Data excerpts
* BEGIN *

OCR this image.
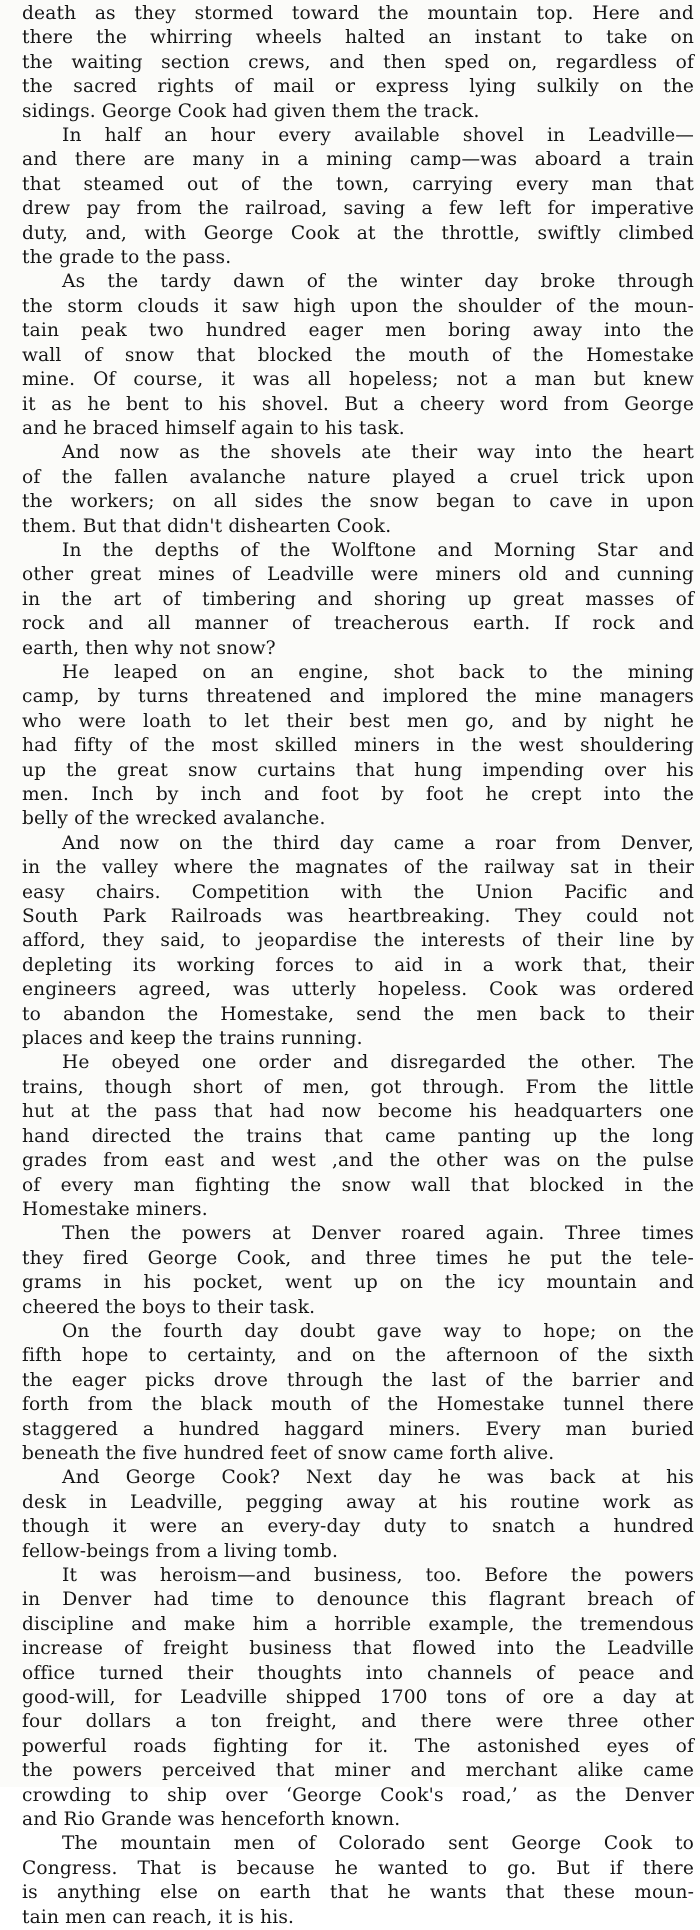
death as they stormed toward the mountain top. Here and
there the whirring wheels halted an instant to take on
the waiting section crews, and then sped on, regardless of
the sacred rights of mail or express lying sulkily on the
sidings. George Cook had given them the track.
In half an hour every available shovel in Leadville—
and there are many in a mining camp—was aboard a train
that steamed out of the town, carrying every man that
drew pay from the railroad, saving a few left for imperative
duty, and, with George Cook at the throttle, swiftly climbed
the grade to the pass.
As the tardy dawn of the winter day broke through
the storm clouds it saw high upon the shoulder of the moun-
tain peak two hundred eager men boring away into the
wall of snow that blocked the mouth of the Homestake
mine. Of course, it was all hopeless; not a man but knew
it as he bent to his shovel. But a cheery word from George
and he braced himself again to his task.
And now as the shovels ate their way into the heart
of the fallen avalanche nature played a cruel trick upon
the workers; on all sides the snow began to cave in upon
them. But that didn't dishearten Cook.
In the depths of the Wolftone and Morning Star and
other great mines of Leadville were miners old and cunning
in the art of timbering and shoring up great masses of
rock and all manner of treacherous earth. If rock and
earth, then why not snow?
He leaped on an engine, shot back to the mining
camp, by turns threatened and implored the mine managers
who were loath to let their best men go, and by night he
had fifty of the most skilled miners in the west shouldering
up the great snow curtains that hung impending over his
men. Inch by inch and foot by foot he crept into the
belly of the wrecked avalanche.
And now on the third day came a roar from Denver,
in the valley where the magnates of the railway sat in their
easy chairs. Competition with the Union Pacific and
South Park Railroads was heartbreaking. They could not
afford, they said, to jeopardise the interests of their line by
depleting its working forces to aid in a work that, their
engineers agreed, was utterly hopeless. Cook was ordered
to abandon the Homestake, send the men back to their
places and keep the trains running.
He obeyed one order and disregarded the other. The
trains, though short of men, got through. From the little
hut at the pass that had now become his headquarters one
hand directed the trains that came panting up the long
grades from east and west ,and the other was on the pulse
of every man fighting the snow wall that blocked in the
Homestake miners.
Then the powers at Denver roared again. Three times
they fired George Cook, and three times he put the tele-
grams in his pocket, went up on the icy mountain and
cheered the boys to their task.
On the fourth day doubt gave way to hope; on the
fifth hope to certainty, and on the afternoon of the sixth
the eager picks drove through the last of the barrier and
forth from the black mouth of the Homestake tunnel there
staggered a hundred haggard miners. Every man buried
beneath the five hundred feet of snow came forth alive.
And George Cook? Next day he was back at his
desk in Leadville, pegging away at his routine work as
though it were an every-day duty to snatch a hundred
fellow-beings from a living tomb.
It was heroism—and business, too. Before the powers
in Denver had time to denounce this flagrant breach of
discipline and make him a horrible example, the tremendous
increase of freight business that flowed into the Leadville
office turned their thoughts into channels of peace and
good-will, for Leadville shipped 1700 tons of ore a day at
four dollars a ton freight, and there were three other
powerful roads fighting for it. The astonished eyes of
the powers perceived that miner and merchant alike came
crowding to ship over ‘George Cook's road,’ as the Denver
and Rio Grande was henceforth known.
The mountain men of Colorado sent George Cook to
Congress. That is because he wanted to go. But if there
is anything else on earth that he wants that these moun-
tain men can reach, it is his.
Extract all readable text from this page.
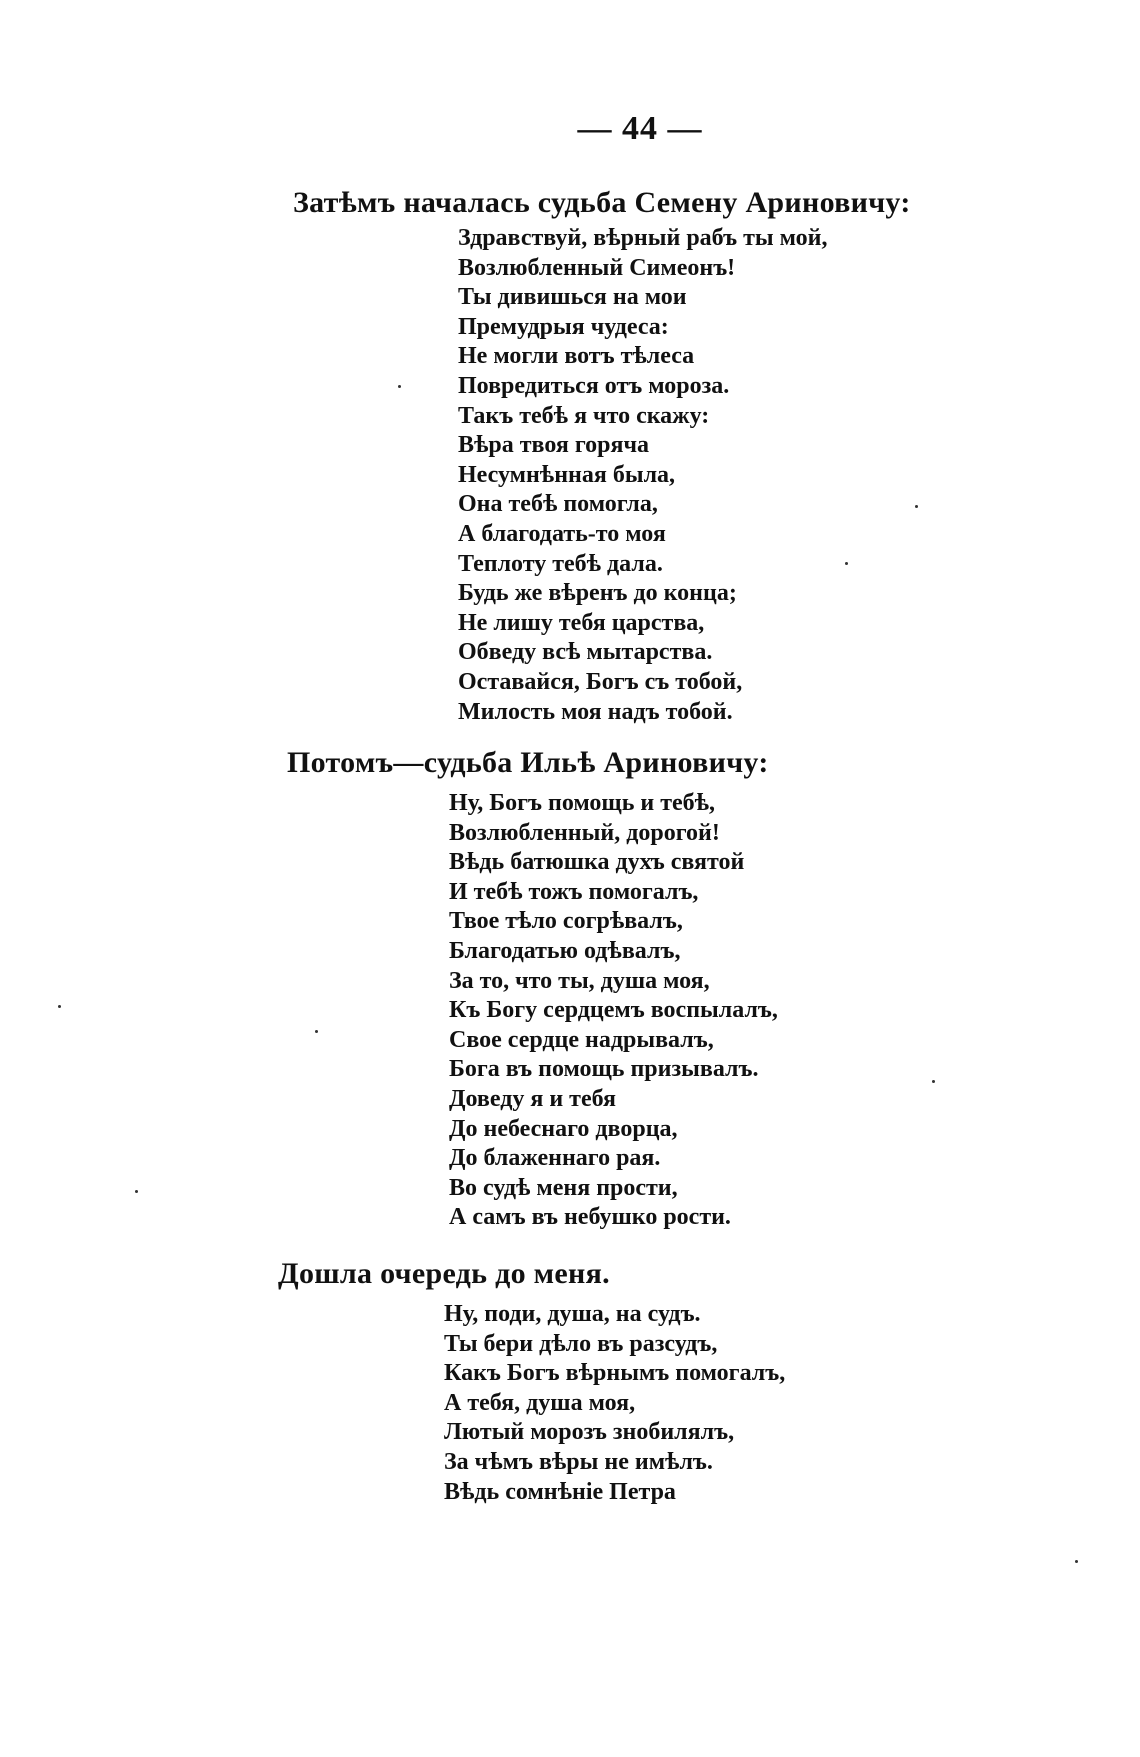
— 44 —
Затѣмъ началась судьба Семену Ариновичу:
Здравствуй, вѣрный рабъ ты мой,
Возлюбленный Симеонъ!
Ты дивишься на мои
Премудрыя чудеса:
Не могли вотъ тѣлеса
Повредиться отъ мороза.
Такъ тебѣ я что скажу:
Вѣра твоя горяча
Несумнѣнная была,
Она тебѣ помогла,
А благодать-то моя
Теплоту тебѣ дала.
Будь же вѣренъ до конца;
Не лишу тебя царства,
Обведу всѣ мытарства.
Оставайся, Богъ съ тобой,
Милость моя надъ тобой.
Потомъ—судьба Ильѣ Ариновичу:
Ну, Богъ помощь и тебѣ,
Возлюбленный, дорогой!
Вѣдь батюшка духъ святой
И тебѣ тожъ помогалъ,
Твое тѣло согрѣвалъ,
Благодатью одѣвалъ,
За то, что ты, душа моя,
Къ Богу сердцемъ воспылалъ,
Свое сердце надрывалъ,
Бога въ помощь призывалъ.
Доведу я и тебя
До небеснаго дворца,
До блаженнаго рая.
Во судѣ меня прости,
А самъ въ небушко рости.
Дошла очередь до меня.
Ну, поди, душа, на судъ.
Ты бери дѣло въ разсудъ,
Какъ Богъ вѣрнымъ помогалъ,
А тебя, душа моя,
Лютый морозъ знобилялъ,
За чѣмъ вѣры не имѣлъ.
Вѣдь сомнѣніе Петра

* END *

**REQUIREMENT**
Omit the images and transcribe all of the records above word for word.

**ANSWER FOR THIS EXERCISE**
OCR this image.
death as they stormed toward the mountain top. Here and
there the whirring wheels halted an instant to take on
the waiting section crews, and then sped on, regardless of
the sacred rights of mail or express lying sulkily on the
sidings. George Cook had given them the track.
In half an hour every available shovel in Leadville—
and there are many in a mining camp—was aboard a train
that steamed out of the town, carrying every man that
drew pay from the railroad, saving a few left for imperative
duty, and, with George Cook at the throttle, swiftly climbed
the grade to the pass.
As the tardy dawn of the winter day broke through
the storm clouds it saw high upon the shoulder of the moun-
tain peak two hundred eager men boring away into the
wall of snow that blocked the mouth of the Homestake
mine. Of course, it was all hopeless; not a man but knew
it as he bent to his shovel. But a cheery word from George
and he braced himself again to his task.
And now as the shovels ate their way into the heart
of the fallen avalanche nature played a cruel trick upon
the workers; on all sides the snow began to cave in upon
them. But that didn't dishearten Cook.
In the depths of the Wolftone and Morning Star and
other great mines of Leadville were miners old and cunning
in the art of timbering and shoring up great masses of
rock and all manner of treacherous earth. If rock and
earth, then why not snow?
He leaped on an engine, shot back to the mining
camp, by turns threatened and implored the mine managers
who were loath to let their best men go, and by night he
had fifty of the most skilled miners in the west shouldering
up the great snow curtains that hung impending over his
men. Inch by inch and foot by foot he crept into the
belly of the wrecked avalanche.
And now on the third day came a roar from Denver,
in the valley where the magnates of the railway sat in their
easy chairs. Competition with the Union Pacific and
South Park Railroads was heartbreaking. They could not
afford, they said, to jeopardise the interests of their line by
depleting its working forces to aid in a work that, their
engineers agreed, was utterly hopeless. Cook was ordered
to abandon the Homestake, send the men back to their
places and keep the trains running.
He obeyed one order and disregarded the other. The
trains, though short of men, got through. From the little
hut at the pass that had now become his headquarters one
hand directed the trains that came panting up the long
grades from east and west ,and the other was on the pulse
of every man fighting the snow wall that blocked in the
Homestake miners.
Then the powers at Denver roared again. Three times
they fired George Cook, and three times he put the tele-
grams in his pocket, went up on the icy mountain and
cheered the boys to their task.
On the fourth day doubt gave way to hope; on the
fifth hope to certainty, and on the afternoon of the sixth
the eager picks drove through the last of the barrier and
forth from the black mouth of the Homestake tunnel there
staggered a hundred haggard miners. Every man buried
beneath the five hundred feet of snow came forth alive.
And George Cook? Next day he was back at his
desk in Leadville, pegging away at his routine work as
though it were an every-day duty to snatch a hundred
fellow-beings from a living tomb.
It was heroism—and business, too. Before the powers
in Denver had time to denounce this flagrant breach of
discipline and make him a horrible example, the tremendous
increase of freight business that flowed into the Leadville
office turned their thoughts into channels of peace and
good-will, for Leadville shipped 1700 tons of ore a day at
four dollars a ton freight, and there were three other
powerful roads fighting for it. The astonished eyes of
the powers perceived that miner and merchant alike came
crowding to ship over ‘George Cook's road,’ as the Denver
and Rio Grande was henceforth known.
The mountain men of Colorado sent George Cook to
Congress. That is because he wanted to go. But if there
is anything else on earth that he wants that these moun-
tain men can reach, it is his.
Extract all readable text from this page.
— 44 —
Затѣмъ началась судьба Семену Ариновичу:
Здравствуй, вѣрный рабъ ты мой,
Возлюбленный Симеонъ!
Ты дивишься на мои
Премудрыя чудеса:
Не могли вотъ тѣлеса
Повредиться отъ мороза.
Такъ тебѣ я что скажу:
Вѣра твоя горяча
Несумнѣнная была,
Она тебѣ помогла,
А благодать-то моя
Теплоту тебѣ дала.
Будь же вѣренъ до конца;
Не лишу тебя царства,
Обведу всѣ мытарства.
Оставайся, Богъ съ тобой,
Милость моя надъ тобой.
Потомъ—судьба Ильѣ Ариновичу:
Ну, Богъ помощь и тебѣ,
Возлюбленный, дорогой!
Вѣдь батюшка духъ святой
И тебѣ тожъ помогалъ,
Твое тѣло согрѣвалъ,
Благодатью одѣвалъ,
За то, что ты, душа моя,
Къ Богу сердцемъ воспылалъ,
Свое сердце надрывалъ,
Бога въ помощь призывалъ.
Доведу я и тебя
До небеснаго дворца,
До блаженнаго рая.
Во судѣ меня прости,
А самъ въ небушко рости.
Дошла очередь до меня.
Ну, поди, душа, на судъ.
Ты бери дѣло въ разсудъ,
Какъ Богъ вѣрнымъ помогалъ,
А тебя, душа моя,
Лютый морозъ знобилялъ,
За чѣмъ вѣры не имѣлъ.
Вѣдь сомнѣніе Петра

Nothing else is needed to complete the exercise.